Dataset excerpts
....................

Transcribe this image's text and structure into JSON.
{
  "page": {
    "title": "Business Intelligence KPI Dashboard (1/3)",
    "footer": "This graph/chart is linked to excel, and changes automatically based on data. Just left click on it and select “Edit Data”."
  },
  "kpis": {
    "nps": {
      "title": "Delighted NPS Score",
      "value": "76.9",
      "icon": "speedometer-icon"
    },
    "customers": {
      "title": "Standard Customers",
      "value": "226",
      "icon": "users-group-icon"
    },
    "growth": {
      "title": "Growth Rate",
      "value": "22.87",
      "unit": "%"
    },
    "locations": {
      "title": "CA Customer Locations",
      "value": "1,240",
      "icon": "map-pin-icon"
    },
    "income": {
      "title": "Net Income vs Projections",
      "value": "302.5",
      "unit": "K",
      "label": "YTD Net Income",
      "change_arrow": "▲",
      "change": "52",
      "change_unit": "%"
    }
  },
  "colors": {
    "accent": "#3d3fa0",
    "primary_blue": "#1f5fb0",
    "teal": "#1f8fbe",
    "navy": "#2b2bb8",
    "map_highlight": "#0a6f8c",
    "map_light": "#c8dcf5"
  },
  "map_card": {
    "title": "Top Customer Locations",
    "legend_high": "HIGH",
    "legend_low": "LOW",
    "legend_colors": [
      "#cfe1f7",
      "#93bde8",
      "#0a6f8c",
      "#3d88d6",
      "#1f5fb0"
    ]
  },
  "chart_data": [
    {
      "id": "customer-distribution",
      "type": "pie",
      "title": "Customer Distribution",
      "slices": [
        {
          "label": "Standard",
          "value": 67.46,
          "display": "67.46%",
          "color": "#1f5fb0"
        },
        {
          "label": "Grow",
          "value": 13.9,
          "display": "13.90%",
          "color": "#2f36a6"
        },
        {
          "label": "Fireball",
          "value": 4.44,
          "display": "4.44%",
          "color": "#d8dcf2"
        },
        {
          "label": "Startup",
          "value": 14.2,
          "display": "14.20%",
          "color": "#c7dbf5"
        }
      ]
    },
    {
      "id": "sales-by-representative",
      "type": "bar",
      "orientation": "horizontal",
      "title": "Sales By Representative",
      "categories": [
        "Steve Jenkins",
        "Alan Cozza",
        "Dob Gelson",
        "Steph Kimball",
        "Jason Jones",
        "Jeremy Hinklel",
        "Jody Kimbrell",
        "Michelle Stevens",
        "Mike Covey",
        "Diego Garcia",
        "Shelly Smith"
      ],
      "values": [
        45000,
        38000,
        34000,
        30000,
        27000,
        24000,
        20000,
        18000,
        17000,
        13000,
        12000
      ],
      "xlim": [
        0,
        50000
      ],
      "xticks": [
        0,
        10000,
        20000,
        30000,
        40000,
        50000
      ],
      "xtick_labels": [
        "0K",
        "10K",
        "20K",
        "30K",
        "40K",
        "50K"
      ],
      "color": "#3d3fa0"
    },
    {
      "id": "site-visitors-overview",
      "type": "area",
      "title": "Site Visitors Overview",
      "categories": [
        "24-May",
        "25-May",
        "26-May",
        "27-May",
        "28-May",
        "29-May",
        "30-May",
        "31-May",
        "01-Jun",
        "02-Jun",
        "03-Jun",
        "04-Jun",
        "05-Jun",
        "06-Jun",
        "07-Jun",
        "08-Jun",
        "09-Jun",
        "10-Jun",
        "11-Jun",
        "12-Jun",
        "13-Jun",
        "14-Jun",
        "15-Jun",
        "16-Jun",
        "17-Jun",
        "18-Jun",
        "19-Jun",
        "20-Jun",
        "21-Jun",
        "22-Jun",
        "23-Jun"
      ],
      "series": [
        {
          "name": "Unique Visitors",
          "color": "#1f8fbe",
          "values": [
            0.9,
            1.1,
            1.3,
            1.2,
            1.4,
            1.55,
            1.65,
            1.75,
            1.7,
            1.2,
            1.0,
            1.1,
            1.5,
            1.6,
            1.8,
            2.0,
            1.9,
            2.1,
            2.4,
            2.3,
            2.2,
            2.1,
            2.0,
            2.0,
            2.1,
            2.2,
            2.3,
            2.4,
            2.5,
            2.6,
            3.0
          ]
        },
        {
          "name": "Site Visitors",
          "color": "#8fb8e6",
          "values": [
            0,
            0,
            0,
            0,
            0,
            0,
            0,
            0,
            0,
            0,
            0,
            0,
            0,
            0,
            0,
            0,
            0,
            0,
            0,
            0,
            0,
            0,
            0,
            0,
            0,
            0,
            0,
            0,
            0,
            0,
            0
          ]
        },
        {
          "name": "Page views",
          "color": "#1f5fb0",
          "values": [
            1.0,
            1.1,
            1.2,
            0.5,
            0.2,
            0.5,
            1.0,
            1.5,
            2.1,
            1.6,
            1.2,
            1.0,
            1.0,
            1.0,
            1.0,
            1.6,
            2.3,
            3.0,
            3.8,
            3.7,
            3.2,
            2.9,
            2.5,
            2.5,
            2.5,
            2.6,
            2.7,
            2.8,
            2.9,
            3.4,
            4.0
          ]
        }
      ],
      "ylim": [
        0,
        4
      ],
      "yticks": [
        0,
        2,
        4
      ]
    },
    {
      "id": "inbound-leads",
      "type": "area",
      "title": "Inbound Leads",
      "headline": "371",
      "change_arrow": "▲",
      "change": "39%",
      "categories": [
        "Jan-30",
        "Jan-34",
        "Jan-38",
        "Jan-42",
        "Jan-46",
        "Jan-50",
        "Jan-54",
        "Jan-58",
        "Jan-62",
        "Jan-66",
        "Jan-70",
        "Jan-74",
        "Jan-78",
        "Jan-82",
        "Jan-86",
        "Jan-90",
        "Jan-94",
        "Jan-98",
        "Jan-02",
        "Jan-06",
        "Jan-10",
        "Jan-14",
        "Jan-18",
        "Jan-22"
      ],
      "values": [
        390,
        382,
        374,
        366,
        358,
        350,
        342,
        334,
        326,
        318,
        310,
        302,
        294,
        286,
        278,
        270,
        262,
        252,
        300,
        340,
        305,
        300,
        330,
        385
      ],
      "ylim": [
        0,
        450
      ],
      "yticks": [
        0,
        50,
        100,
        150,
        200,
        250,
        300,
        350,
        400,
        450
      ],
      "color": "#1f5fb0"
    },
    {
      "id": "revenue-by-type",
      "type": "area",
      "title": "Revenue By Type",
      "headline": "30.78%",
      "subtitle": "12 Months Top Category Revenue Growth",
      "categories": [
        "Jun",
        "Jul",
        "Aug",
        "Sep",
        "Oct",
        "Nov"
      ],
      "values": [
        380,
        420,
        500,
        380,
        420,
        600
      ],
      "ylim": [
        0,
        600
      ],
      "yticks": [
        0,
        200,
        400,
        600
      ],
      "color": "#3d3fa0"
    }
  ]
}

....................

EXERCISE ▸ Output every line above without altering anything.

ANSWER TO THE PROBLEM ▸
Transcribe this image's text and structure into JSON.
{
  "page": {
    "title": "Business Intelligence KPI Dashboard (1/3)",
    "footer": "This graph/chart is linked to excel, and changes automatically based on data. Just left click on it and select “Edit Data”."
  },
  "kpis": {
    "nps": {
      "title": "Delighted NPS Score",
      "value": "76.9",
      "icon": "speedometer-icon"
    },
    "customers": {
      "title": "Standard Customers",
      "value": "226",
      "icon": "users-group-icon"
    },
    "growth": {
      "title": "Growth Rate",
      "value": "22.87",
      "unit": "%"
    },
    "locations": {
      "title": "CA Customer Locations",
      "value": "1,240",
      "icon": "map-pin-icon"
    },
    "income": {
      "title": "Net Income vs Projections",
      "value": "302.5",
      "unit": "K",
      "label": "YTD Net Income",
      "change_arrow": "▲",
      "change": "52",
      "change_unit": "%"
    }
  },
  "colors": {
    "accent": "#3d3fa0",
    "primary_blue": "#1f5fb0",
    "teal": "#1f8fbe",
    "navy": "#2b2bb8",
    "map_highlight": "#0a6f8c",
    "map_light": "#c8dcf5"
  },
  "map_card": {
    "title": "Top Customer Locations",
    "legend_high": "HIGH",
    "legend_low": "LOW",
    "legend_colors": [
      "#cfe1f7",
      "#93bde8",
      "#0a6f8c",
      "#3d88d6",
      "#1f5fb0"
    ]
  },
  "chart_data": [
    {
      "id": "customer-distribution",
      "type": "pie",
      "title": "Customer Distribution",
      "slices": [
        {
          "label": "Standard",
          "value": 67.46,
          "display": "67.46%",
          "color": "#1f5fb0"
        },
        {
          "label": "Grow",
          "value": 13.9,
          "display": "13.90%",
          "color": "#2f36a6"
        },
        {
          "label": "Fireball",
          "value": 4.44,
          "display": "4.44%",
          "color": "#d8dcf2"
        },
        {
          "label": "Startup",
          "value": 14.2,
          "display": "14.20%",
          "color": "#c7dbf5"
        }
      ]
    },
    {
      "id": "sales-by-representative",
      "type": "bar",
      "orientation": "horizontal",
      "title": "Sales By Representative",
      "categories": [
        "Steve Jenkins",
        "Alan Cozza",
        "Dob Gelson",
        "Steph Kimball",
        "Jason Jones",
        "Jeremy Hinklel",
        "Jody Kimbrell",
        "Michelle Stevens",
        "Mike Covey",
        "Diego Garcia",
        "Shelly Smith"
      ],
      "values": [
        45000,
        38000,
        34000,
        30000,
        27000,
        24000,
        20000,
        18000,
        17000,
        13000,
        12000
      ],
      "xlim": [
        0,
        50000
      ],
      "xticks": [
        0,
        10000,
        20000,
        30000,
        40000,
        50000
      ],
      "xtick_labels": [
        "0K",
        "10K",
        "20K",
        "30K",
        "40K",
        "50K"
      ],
      "color": "#3d3fa0"
    },
    {
      "id": "site-visitors-overview",
      "type": "area",
      "title": "Site Visitors Overview",
      "categories": [
        "24-May",
        "25-May",
        "26-May",
        "27-May",
        "28-May",
        "29-May",
        "30-May",
        "31-May",
        "01-Jun",
        "02-Jun",
        "03-Jun",
        "04-Jun",
        "05-Jun",
        "06-Jun",
        "07-Jun",
        "08-Jun",
        "09-Jun",
        "10-Jun",
        "11-Jun",
        "12-Jun",
        "13-Jun",
        "14-Jun",
        "15-Jun",
        "16-Jun",
        "17-Jun",
        "18-Jun",
        "19-Jun",
        "20-Jun",
        "21-Jun",
        "22-Jun",
        "23-Jun"
      ],
      "series": [
        {
          "name": "Unique Visitors",
          "color": "#1f8fbe",
          "values": [
            0.9,
            1.1,
            1.3,
            1.2,
            1.4,
            1.55,
            1.65,
            1.75,
            1.7,
            1.2,
            1.0,
            1.1,
            1.5,
            1.6,
            1.8,
            2.0,
            1.9,
            2.1,
            2.4,
            2.3,
            2.2,
            2.1,
            2.0,
            2.0,
            2.1,
            2.2,
            2.3,
            2.4,
            2.5,
            2.6,
            3.0
          ]
        },
        {
          "name": "Site Visitors",
          "color": "#8fb8e6",
          "values": [
            0,
            0,
            0,
            0,
            0,
            0,
            0,
            0,
            0,
            0,
            0,
            0,
            0,
            0,
            0,
            0,
            0,
            0,
            0,
            0,
            0,
            0,
            0,
            0,
            0,
            0,
            0,
            0,
            0,
            0,
            0
          ]
        },
        {
          "name": "Page views",
          "color": "#1f5fb0",
          "values": [
            1.0,
            1.1,
            1.2,
            0.5,
            0.2,
            0.5,
            1.0,
            1.5,
            2.1,
            1.6,
            1.2,
            1.0,
            1.0,
            1.0,
            1.0,
            1.6,
            2.3,
            3.0,
            3.8,
            3.7,
            3.2,
            2.9,
            2.5,
            2.5,
            2.5,
            2.6,
            2.7,
            2.8,
            2.9,
            3.4,
            4.0
          ]
        }
      ],
      "ylim": [
        0,
        4
      ],
      "yticks": [
        0,
        2,
        4
      ]
    },
    {
      "id": "inbound-leads",
      "type": "area",
      "title": "Inbound Leads",
      "headline": "371",
      "change_arrow": "▲",
      "change": "39%",
      "categories": [
        "Jan-30",
        "Jan-34",
        "Jan-38",
        "Jan-42",
        "Jan-46",
        "Jan-50",
        "Jan-54",
        "Jan-58",
        "Jan-62",
        "Jan-66",
        "Jan-70",
        "Jan-74",
        "Jan-78",
        "Jan-82",
        "Jan-86",
        "Jan-90",
        "Jan-94",
        "Jan-98",
        "Jan-02",
        "Jan-06",
        "Jan-10",
        "Jan-14",
        "Jan-18",
        "Jan-22"
      ],
      "values": [
        390,
        382,
        374,
        366,
        358,
        350,
        342,
        334,
        326,
        318,
        310,
        302,
        294,
        286,
        278,
        270,
        262,
        252,
        300,
        340,
        305,
        300,
        330,
        385
      ],
      "ylim": [
        0,
        450
      ],
      "yticks": [
        0,
        50,
        100,
        150,
        200,
        250,
        300,
        350,
        400,
        450
      ],
      "color": "#1f5fb0"
    },
    {
      "id": "revenue-by-type",
      "type": "area",
      "title": "Revenue By Type",
      "headline": "30.78%",
      "subtitle": "12 Months Top Category Revenue Growth",
      "categories": [
        "Jun",
        "Jul",
        "Aug",
        "Sep",
        "Oct",
        "Nov"
      ],
      "values": [
        380,
        420,
        500,
        380,
        420,
        600
      ],
      "ylim": [
        0,
        600
      ],
      "yticks": [
        0,
        200,
        400,
        600
      ],
      "color": "#3d3fa0"
    }
  ]
}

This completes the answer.